Objective
Reproduce the lines of the items verbatim, beginning with the line that contains "user-name[interactable]: Hannon Justine: [1801, 51, 1912, 69]" and continuing through the line that contains "row-checkbox[interactable]: [28, 348, 56, 376]".

Layout records:
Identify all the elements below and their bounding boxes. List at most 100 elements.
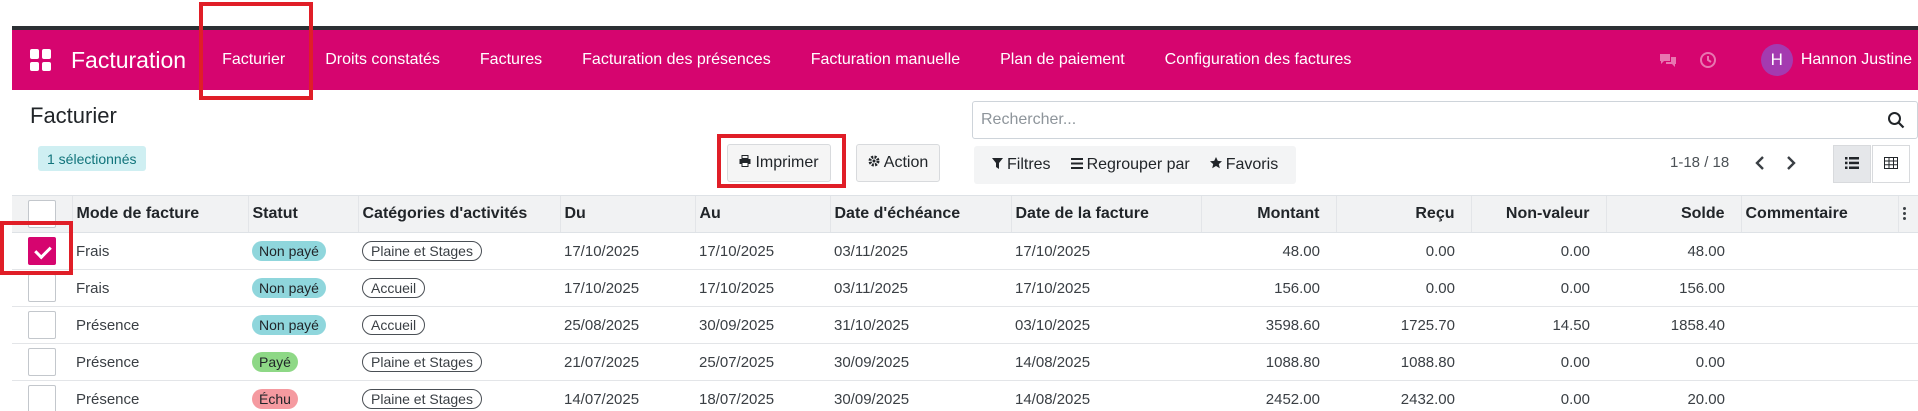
user-name[interactable]: Hannon Justine: [1801, 51, 1912, 69]
cell-date-facture: 14/08/2025: [1011, 343, 1201, 381]
filters-label: Filtres: [1007, 156, 1051, 173]
search-icon[interactable]: [1887, 111, 1907, 131]
cell-au: 18/07/2025: [695, 380, 830, 411]
group-by-toggle[interactable]: Regrouper par: [1061, 156, 1200, 174]
nav-facturation-manuelle[interactable]: Facturation manuelle: [791, 30, 980, 90]
row-checkbox[interactable]: [28, 348, 56, 376]
column-non-valeur[interactable]: Non-valeur: [1470, 195, 1606, 233]
row-end-cell: [1898, 269, 1918, 307]
favorites-label: Favoris: [1225, 156, 1279, 173]
cell-categorie: Plaine et Stages: [358, 232, 560, 270]
row-end-cell: [1898, 232, 1918, 270]
favorites-toggle[interactable]: Favoris: [1200, 156, 1288, 174]
row-checkbox[interactable]: [28, 385, 56, 411]
user-avatar[interactable]: H: [1760, 44, 1793, 76]
star-icon: [1209, 156, 1222, 174]
column-statut[interactable]: Statut: [247, 195, 358, 233]
column-date-facture[interactable]: Date de la facture: [1010, 195, 1201, 233]
cell-commentaire: [1741, 306, 1898, 344]
category-tag: Plaine et Stages: [362, 389, 482, 409]
column-recu[interactable]: Reçu: [1335, 195, 1471, 233]
cell-categorie: Plaine et Stages: [358, 343, 560, 381]
cell-statut: Échu: [248, 380, 358, 411]
cell-solde: 1858.40: [1606, 306, 1741, 344]
filter-icon: [992, 156, 1003, 174]
cell-non-valeur: 0.00: [1471, 232, 1606, 270]
row-checkbox[interactable]: [28, 274, 56, 302]
cell-echeance: 30/09/2025: [830, 343, 1011, 381]
pager-next-icon[interactable]: [1781, 153, 1801, 173]
print-button[interactable]: Imprimer: [727, 144, 831, 182]
row-select-cell: [12, 380, 72, 411]
column-solde[interactable]: Solde: [1605, 195, 1741, 233]
cell-montant: 3598.60: [1201, 306, 1336, 344]
table-row[interactable]: Frais Non payé Plaine et Stages 17/10/2025 1…: [12, 232, 1918, 270]
cell-mode: Présence: [72, 380, 248, 411]
cell-commentaire: [1741, 343, 1898, 381]
cell-date-facture: 17/10/2025: [1011, 232, 1201, 270]
cell-montant: 2452.00: [1201, 380, 1336, 411]
action-button[interactable]: Action: [856, 144, 940, 182]
cell-echeance: 03/11/2025: [830, 269, 1011, 307]
cell-statut: Non payé: [248, 306, 358, 344]
cell-recu: 0.00: [1336, 232, 1471, 270]
nav-droits-constates[interactable]: Droits constatés: [305, 30, 460, 90]
chat-icon[interactable]: [1657, 49, 1679, 71]
list-view-button[interactable]: [1833, 145, 1871, 183]
nav-factures[interactable]: Factures: [460, 30, 562, 90]
row-end-cell: [1898, 343, 1918, 381]
selection-count-badge: 1 sélectionnés: [38, 146, 146, 171]
search-box: [972, 101, 1918, 139]
column-au[interactable]: Au: [694, 195, 830, 233]
cell-au: 30/09/2025: [695, 306, 830, 344]
cell-echeance: 03/11/2025: [830, 232, 1011, 270]
cell-commentaire: [1741, 380, 1898, 411]
nav-plan-paiement[interactable]: Plan de paiement: [980, 30, 1145, 90]
bars-icon: [1070, 156, 1083, 174]
cell-non-valeur: 14.50: [1471, 306, 1606, 344]
print-label: Imprimer: [755, 154, 819, 171]
nav-configuration-factures[interactable]: Configuration des factures: [1145, 30, 1372, 90]
column-commentaire[interactable]: Commentaire: [1740, 195, 1898, 233]
cell-recu: 1088.80: [1336, 343, 1471, 381]
nav-facturier[interactable]: Facturier: [202, 30, 305, 90]
cell-echeance: 31/10/2025: [830, 306, 1011, 344]
table-row[interactable]: Présence Payé Plaine et Stages 21/07/2025 25…: [12, 343, 1918, 381]
column-du[interactable]: Du: [559, 195, 695, 233]
clock-icon[interactable]: [1697, 49, 1719, 71]
column-mode[interactable]: Mode de facture: [71, 195, 248, 233]
cell-montant: 1088.80: [1201, 343, 1336, 381]
column-options-icon[interactable]: [1902, 205, 1907, 222]
apps-grid-icon[interactable]: [30, 49, 52, 71]
group-by-label: Regrouper par: [1086, 156, 1190, 173]
cell-mode: Présence: [72, 306, 248, 344]
status-badge: Non payé: [252, 315, 326, 335]
pivot-view-button[interactable]: [1872, 145, 1910, 183]
cell-mode: Présence: [72, 343, 248, 381]
column-options-cell: [1897, 195, 1918, 233]
cell-mode: Frais: [72, 269, 248, 307]
column-echeance[interactable]: Date d'échéance: [829, 195, 1011, 233]
nav-facturation-presences[interactable]: Facturation des présences: [562, 30, 791, 90]
cell-recu: 1725.70: [1336, 306, 1471, 344]
cell-date-facture: 03/10/2025: [1011, 306, 1201, 344]
status-badge: Non payé: [252, 278, 326, 298]
pager-value[interactable]: 1-18 / 18: [1670, 154, 1729, 171]
row-checkbox[interactable]: [28, 311, 56, 339]
select-all-cell: [12, 195, 72, 233]
filters-toggle[interactable]: Filtres: [982, 156, 1061, 174]
row-select-cell: [12, 306, 72, 344]
column-montant[interactable]: Montant: [1200, 195, 1336, 233]
select-all-checkbox[interactable]: [27, 200, 56, 228]
category-tag: Accueil: [362, 278, 426, 298]
table-row[interactable]: Présence Non payé Accueil 25/08/2025 30/09/2…: [12, 306, 1918, 344]
cell-recu: 2432.00: [1336, 380, 1471, 411]
table-row[interactable]: Frais Non payé Accueil 17/10/2025 17/10/2025…: [12, 269, 1918, 307]
column-categories[interactable]: Catégories d'activités: [357, 195, 560, 233]
row-checkbox[interactable]: [28, 237, 56, 265]
app-brand[interactable]: Facturation: [71, 47, 186, 74]
search-input[interactable]: [981, 111, 1917, 129]
pager-previous-icon[interactable]: [1750, 153, 1770, 173]
table-row[interactable]: Présence Échu Plaine et Stages 14/07/2025 18…: [12, 380, 1918, 411]
category-tag: Plaine et Stages: [362, 241, 482, 261]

Solution
user-name[interactable]: Hannon Justine: [1801, 51, 1912, 69]
cell-date-facture: 14/08/2025: [1011, 343, 1201, 381]
filters-label: Filtres: [1007, 156, 1051, 173]
search-icon[interactable]: [1887, 111, 1907, 131]
cell-au: 18/07/2025: [695, 380, 830, 411]
group-by-toggle[interactable]: Regrouper par: [1061, 156, 1200, 174]
nav-facturation-manuelle[interactable]: Facturation manuelle: [791, 30, 980, 90]
row-checkbox[interactable]: [28, 348, 56, 376]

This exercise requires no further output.